++++ RECORDS PROVIDED

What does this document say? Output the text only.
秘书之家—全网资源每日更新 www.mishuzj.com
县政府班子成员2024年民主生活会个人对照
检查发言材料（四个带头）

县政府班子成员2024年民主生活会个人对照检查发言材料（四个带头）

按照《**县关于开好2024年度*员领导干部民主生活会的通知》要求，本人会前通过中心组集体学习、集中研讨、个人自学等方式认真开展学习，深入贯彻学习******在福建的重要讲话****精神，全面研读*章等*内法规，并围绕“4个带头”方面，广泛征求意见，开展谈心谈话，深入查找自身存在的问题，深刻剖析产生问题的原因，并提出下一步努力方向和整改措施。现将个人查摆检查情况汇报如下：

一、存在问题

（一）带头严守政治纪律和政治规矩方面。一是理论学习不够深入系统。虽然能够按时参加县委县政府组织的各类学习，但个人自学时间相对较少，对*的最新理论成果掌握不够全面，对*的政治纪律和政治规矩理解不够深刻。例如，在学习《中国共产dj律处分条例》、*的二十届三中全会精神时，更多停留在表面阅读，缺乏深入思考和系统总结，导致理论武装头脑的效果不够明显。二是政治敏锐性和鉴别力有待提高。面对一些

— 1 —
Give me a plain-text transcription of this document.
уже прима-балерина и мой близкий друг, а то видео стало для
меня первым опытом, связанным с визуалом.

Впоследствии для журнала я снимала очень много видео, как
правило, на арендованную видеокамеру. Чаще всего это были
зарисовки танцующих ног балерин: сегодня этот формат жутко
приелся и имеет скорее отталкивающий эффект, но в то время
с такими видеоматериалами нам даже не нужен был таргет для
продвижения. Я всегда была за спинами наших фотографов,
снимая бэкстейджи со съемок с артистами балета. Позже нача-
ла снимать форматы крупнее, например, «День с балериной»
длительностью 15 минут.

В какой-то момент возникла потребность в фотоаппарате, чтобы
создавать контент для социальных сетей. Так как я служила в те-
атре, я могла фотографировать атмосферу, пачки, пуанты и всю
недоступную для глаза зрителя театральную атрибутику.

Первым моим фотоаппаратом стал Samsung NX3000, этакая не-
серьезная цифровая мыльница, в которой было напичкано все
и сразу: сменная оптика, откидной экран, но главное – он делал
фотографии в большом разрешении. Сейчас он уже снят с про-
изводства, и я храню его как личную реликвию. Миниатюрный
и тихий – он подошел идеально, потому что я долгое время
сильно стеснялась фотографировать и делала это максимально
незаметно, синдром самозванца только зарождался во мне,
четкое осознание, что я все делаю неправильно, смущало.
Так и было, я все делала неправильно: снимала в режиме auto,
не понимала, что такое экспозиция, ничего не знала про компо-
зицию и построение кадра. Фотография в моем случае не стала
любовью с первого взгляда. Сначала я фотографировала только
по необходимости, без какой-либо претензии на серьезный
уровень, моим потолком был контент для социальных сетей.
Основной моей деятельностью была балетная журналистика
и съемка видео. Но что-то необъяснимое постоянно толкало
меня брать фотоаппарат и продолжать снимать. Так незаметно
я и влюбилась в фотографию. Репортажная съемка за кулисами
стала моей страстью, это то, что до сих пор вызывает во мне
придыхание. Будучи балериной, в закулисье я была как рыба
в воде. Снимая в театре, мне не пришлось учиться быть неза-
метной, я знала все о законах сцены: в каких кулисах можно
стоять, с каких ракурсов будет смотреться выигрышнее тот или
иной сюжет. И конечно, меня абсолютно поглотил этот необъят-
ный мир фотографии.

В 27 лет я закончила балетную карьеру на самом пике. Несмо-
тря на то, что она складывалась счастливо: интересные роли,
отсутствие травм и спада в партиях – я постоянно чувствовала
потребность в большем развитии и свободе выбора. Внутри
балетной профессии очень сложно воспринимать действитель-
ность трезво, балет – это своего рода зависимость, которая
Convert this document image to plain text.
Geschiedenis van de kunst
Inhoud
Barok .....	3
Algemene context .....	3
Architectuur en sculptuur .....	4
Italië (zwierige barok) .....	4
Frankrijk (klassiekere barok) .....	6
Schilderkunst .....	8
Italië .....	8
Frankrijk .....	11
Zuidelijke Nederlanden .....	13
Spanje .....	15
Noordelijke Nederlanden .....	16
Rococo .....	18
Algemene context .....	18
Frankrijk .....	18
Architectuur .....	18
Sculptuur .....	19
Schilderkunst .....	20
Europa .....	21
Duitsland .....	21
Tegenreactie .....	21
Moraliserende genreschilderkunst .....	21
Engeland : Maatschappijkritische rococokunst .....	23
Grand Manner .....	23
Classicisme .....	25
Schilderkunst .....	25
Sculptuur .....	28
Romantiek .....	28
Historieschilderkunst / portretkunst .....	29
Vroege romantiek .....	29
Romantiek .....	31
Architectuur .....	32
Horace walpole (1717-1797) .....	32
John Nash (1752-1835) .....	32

++++++++

* **OBJECTIVE**: Repeat back the data above, exact to the last character.

* **ANSWER IN FULL**:
What does this document say? Output the text only.
秘书之家—全网资源每日更新 www.mishuzj.com
县政府班子成员2024年民主生活会个人对照
检查发言材料（四个带头）

县政府班子成员2024年民主生活会个人对照检查发言材料（四个带头）

按照《**县关于开好2024年度*员领导干部民主生活会的通知》要求，本人会前通过中心组集体学习、集中研讨、个人自学等方式认真开展学习，深入贯彻学习******在福建的重要讲话****精神，全面研读*章等*内法规，并围绕“4个带头”方面，广泛征求意见，开展谈心谈话，深入查找自身存在的问题，深刻剖析产生问题的原因，并提出下一步努力方向和整改措施。现将个人查摆检查情况汇报如下：

一、存在问题

（一）带头严守政治纪律和政治规矩方面。一是理论学习不够深入系统。虽然能够按时参加县委县政府组织的各类学习，但个人自学时间相对较少，对*的最新理论成果掌握不够全面，对*的政治纪律和政治规矩理解不够深刻。例如，在学习《中国共产dj律处分条例》、*的二十届三中全会精神时，更多停留在表面阅读，缺乏深入思考和系统总结，导致理论武装头脑的效果不够明显。二是政治敏锐性和鉴别力有待提高。面对一些

— 1 —
Give me a plain-text transcription of this document.
уже прима-балерина и мой близкий друг, а то видео стало для
меня первым опытом, связанным с визуалом.

Впоследствии для журнала я снимала очень много видео, как
правило, на арендованную видеокамеру. Чаще всего это были
зарисовки танцующих ног балерин: сегодня этот формат жутко
приелся и имеет скорее отталкивающий эффект, но в то время
с такими видеоматериалами нам даже не нужен был таргет для
продвижения. Я всегда была за спинами наших фотографов,
снимая бэкстейджи со съемок с артистами балета. Позже нача-
ла снимать форматы крупнее, например, «День с балериной»
длительностью 15 минут.

В какой-то момент возникла потребность в фотоаппарате, чтобы
создавать контент для социальных сетей. Так как я служила в те-
атре, я могла фотографировать атмосферу, пачки, пуанты и всю
недоступную для глаза зрителя театральную атрибутику.

Первым моим фотоаппаратом стал Samsung NX3000, этакая не-
серьезная цифровая мыльница, в которой было напичкано все
и сразу: сменная оптика, откидной экран, но главное – он делал
фотографии в большом разрешении. Сейчас он уже снят с про-
изводства, и я храню его как личную реликвию. Миниатюрный
и тихий – он подошел идеально, потому что я долгое время
сильно стеснялась фотографировать и делала это максимально
незаметно, синдром самозванца только зарождался во мне,
четкое осознание, что я все делаю неправильно, смущало.
Так и было, я все делала неправильно: снимала в режиме auto,
не понимала, что такое экспозиция, ничего не знала про компо-
зицию и построение кадра. Фотография в моем случае не стала
любовью с первого взгляда. Сначала я фотографировала только
по необходимости, без какой-либо претензии на серьезный
уровень, моим потолком был контент для социальных сетей.
Основной моей деятельностью была балетная журналистика
и съемка видео. Но что-то необъяснимое постоянно толкало
меня брать фотоаппарат и продолжать снимать. Так незаметно
я и влюбилась в фотографию. Репортажная съемка за кулисами
стала моей страстью, это то, что до сих пор вызывает во мне
придыхание. Будучи балериной, в закулисье я была как рыба
в воде. Снимая в театре, мне не пришлось учиться быть неза-
метной, я знала все о законах сцены: в каких кулисах можно
стоять, с каких ракурсов будет смотреться выигрышнее тот или
иной сюжет. И конечно, меня абсолютно поглотил этот необъят-
ный мир фотографии.

В 27 лет я закончила балетную карьеру на самом пике. Несмо-
тря на то, что она складывалась счастливо: интересные роли,
отсутствие травм и спада в партиях – я постоянно чувствовала
потребность в большем развитии и свободе выбора. Внутри
балетной профессии очень сложно воспринимать действитель-
ность трезво, балет – это своего рода зависимость, которая
Convert this document image to plain text.
Geschiedenis van de kunst
Inhoud
Barok .....	3
Algemene context .....	3
Architectuur en sculptuur .....	4
Italië (zwierige barok) .....	4
Frankrijk (klassiekere barok) .....	6
Schilderkunst .....	8
Italië .....	8
Frankrijk .....	11
Zuidelijke Nederlanden .....	13
Spanje .....	15
Noordelijke Nederlanden .....	16
Rococo .....	18
Algemene context .....	18
Frankrijk .....	18
Architectuur .....	18
Sculptuur .....	19
Schilderkunst .....	20
Europa .....	21
Duitsland .....	21
Tegenreactie .....	21
Moraliserende genreschilderkunst .....	21
Engeland : Maatschappijkritische rococokunst .....	23
Grand Manner .....	23
Classicisme .....	25
Schilderkunst .....	25
Sculptuur .....	28
Romantiek .....	28
Historieschilderkunst / portretkunst .....	29
Vroege romantiek .....	29
Romantiek .....	31
Architectuur .....	32
Horace walpole (1717-1797) .....	32
John Nash (1752-1835) .....	32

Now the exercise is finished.